Repeat every entry word for word, skipping the pictures.

....................

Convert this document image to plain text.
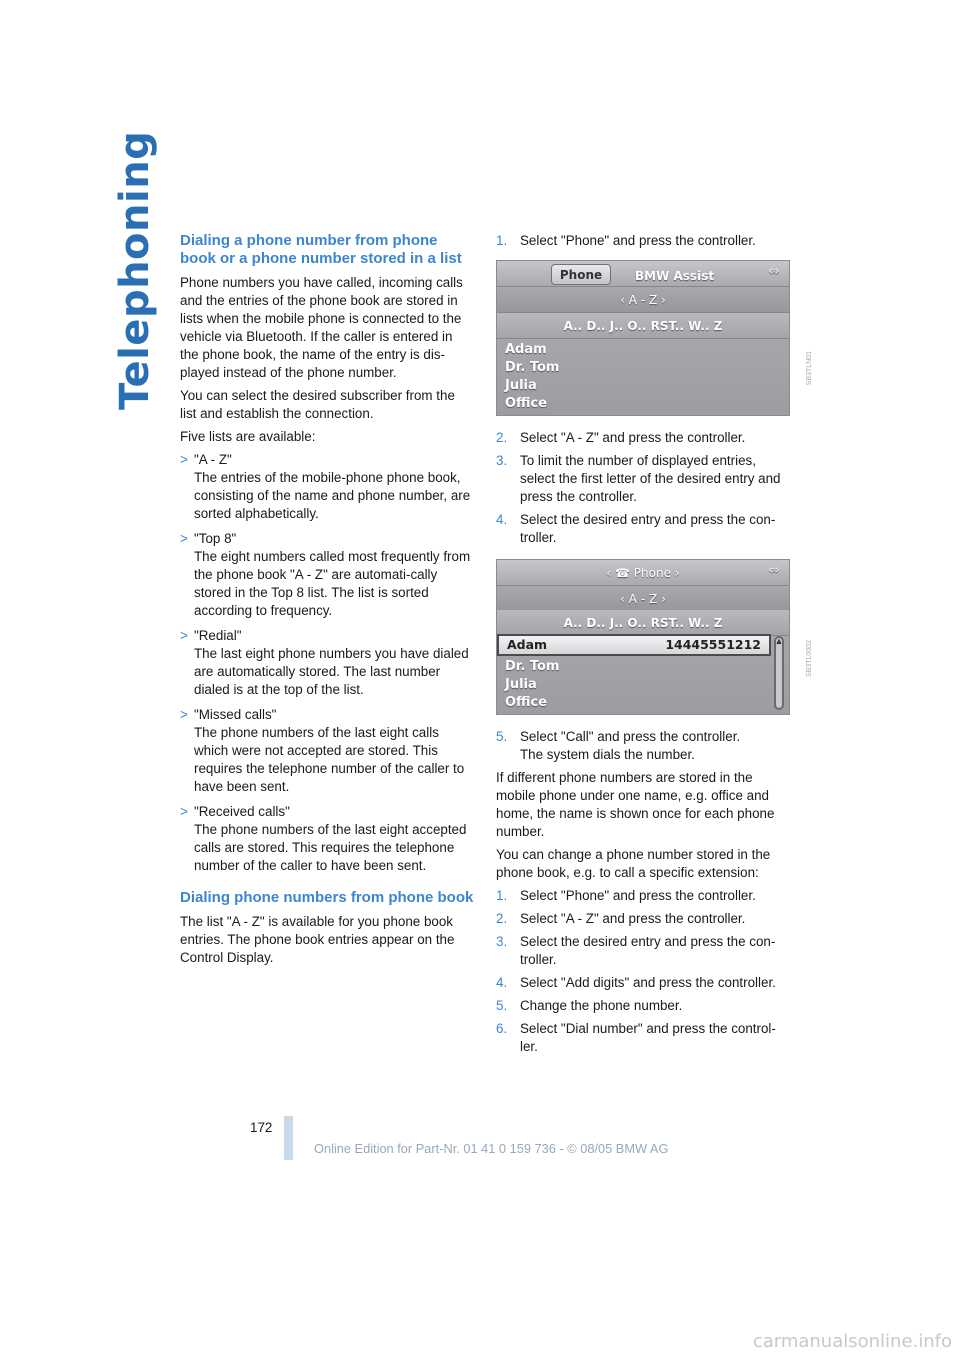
Telephoning Dialing a phone number from phone book or a phone number stored in a list

Phone numbers you have called, incoming calls and the entries of the phone book are stored in lists when the mobile phone is connected to the vehicle via Bluetooth. If the caller is entered in the phone book, the name of the entry is dis-played instead of the phone number.

You can select the desired subscriber from the list and establish the connection.

Five lists are available:

> "A - Z"
The entries of the mobile-phone phone book, consisting of the name and phone number, are sorted alphabetically.
> "Top 8"
The eight numbers called most frequently from the phone book "A - Z" are automati-cally stored in the Top 8 list. The list is sorted according to frequency.
> "Redial"
The last eight phone numbers you have dialed are automatically stored. The last number dialed is at the top of the list.
> "Missed calls"
The phone numbers of the last eight calls which were not accepted are stored. This requires the telephone number of the caller to have been sent.
> "Received calls"
The phone numbers of the last eight accepted calls are stored. This requires the telephone number of the caller to have been sent.
Dialing phone numbers from phone book

The list "A - Z" is available for you phone book entries. The phone book entries appear on the Control Display.

1. Select "Phone" and press the controller.
Phone	BMW Assist	⇔
‹ A - Z ›
A.. D.. J.. O.. RST.. W.. Z
Adam
Dr. Tom
Julia
Office
SB3TLN01
2. Select "A - Z" and press the controller.
3. To limit the number of displayed entries, select the first letter of the desired entry and press the controller.
4. Select the desired entry and press the con-troller.
‹ ☎ Phone ›	⇔
‹ A - Z ›
A.. D.. J.. O.. RST.. W.. Z
Adam	14445551212 ▲
Dr. Tom
Julia
Office
SB3TL0002
5. Select "Call" and press the controller.
The system dials the number.

If different phone numbers are stored in the mobile phone under one name, e.g. office and home, the name is shown once for each phone number.

You can change a phone number stored in the phone book, e.g. to call a specific extension:

1. Select "Phone" and press the controller.
2. Select "A - Z" and press the controller.
3. Select the desired entry and press the con-troller.
4. Select "Add digits" and press the controller.
5. Change the phone number.
6. Select "Dial number" and press the control-ler.
172
Online Edition for Part-Nr. 01 41 0 159 736 - © 08/05 BMW AG
carmanualsonline.info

....................

§ **TASK RESULT**
Convert this document image to plain text.
Telephoning Dialing a phone number from phone book or a phone number stored in a list

Phone numbers you have called, incoming calls and the entries of the phone book are stored in lists when the mobile phone is connected to the vehicle via Bluetooth. If the caller is entered in the phone book, the name of the entry is dis-played instead of the phone number.

You can select the desired subscriber from the list and establish the connection.

Five lists are available:

> "A - Z"
The entries of the mobile-phone phone book, consisting of the name and phone number, are sorted alphabetically.
> "Top 8"
The eight numbers called most frequently from the phone book "A - Z" are automati-cally stored in the Top 8 list. The list is sorted according to frequency.
> "Redial"
The last eight phone numbers you have dialed are automatically stored. The last number dialed is at the top of the list.
> "Missed calls"
The phone numbers of the last eight calls which were not accepted are stored. This requires the telephone number of the caller to have been sent.
> "Received calls"
The phone numbers of the last eight accepted calls are stored. This requires the telephone number of the caller to have been sent.
Dialing phone numbers from phone book

The list "A - Z" is available for you phone book entries. The phone book entries appear on the Control Display.

1. Select "Phone" and press the controller.
Phone	BMW Assist	⇔
‹ A - Z ›
A.. D.. J.. O.. RST.. W.. Z
Adam
Dr. Tom
Julia
Office
SB3TLN01
2. Select "A - Z" and press the controller.
3. To limit the number of displayed entries, select the first letter of the desired entry and press the controller.
4. Select the desired entry and press the con-troller.
‹ ☎ Phone ›	⇔
‹ A - Z ›
A.. D.. J.. O.. RST.. W.. Z
Adam	14445551212 ▲
Dr. Tom
Julia
Office
SB3TL0002
5. Select "Call" and press the controller.
The system dials the number.

If different phone numbers are stored in the mobile phone under one name, e.g. office and home, the name is shown once for each phone number.

You can change a phone number stored in the phone book, e.g. to call a specific extension:

1. Select "Phone" and press the controller.
2. Select "A - Z" and press the controller.
3. Select the desired entry and press the con-troller.
4. Select "Add digits" and press the controller.
5. Change the phone number.
6. Select "Dial number" and press the control-ler.
172
Online Edition for Part-Nr. 01 41 0 159 736 - © 08/05 BMW AG
carmanualsonline.info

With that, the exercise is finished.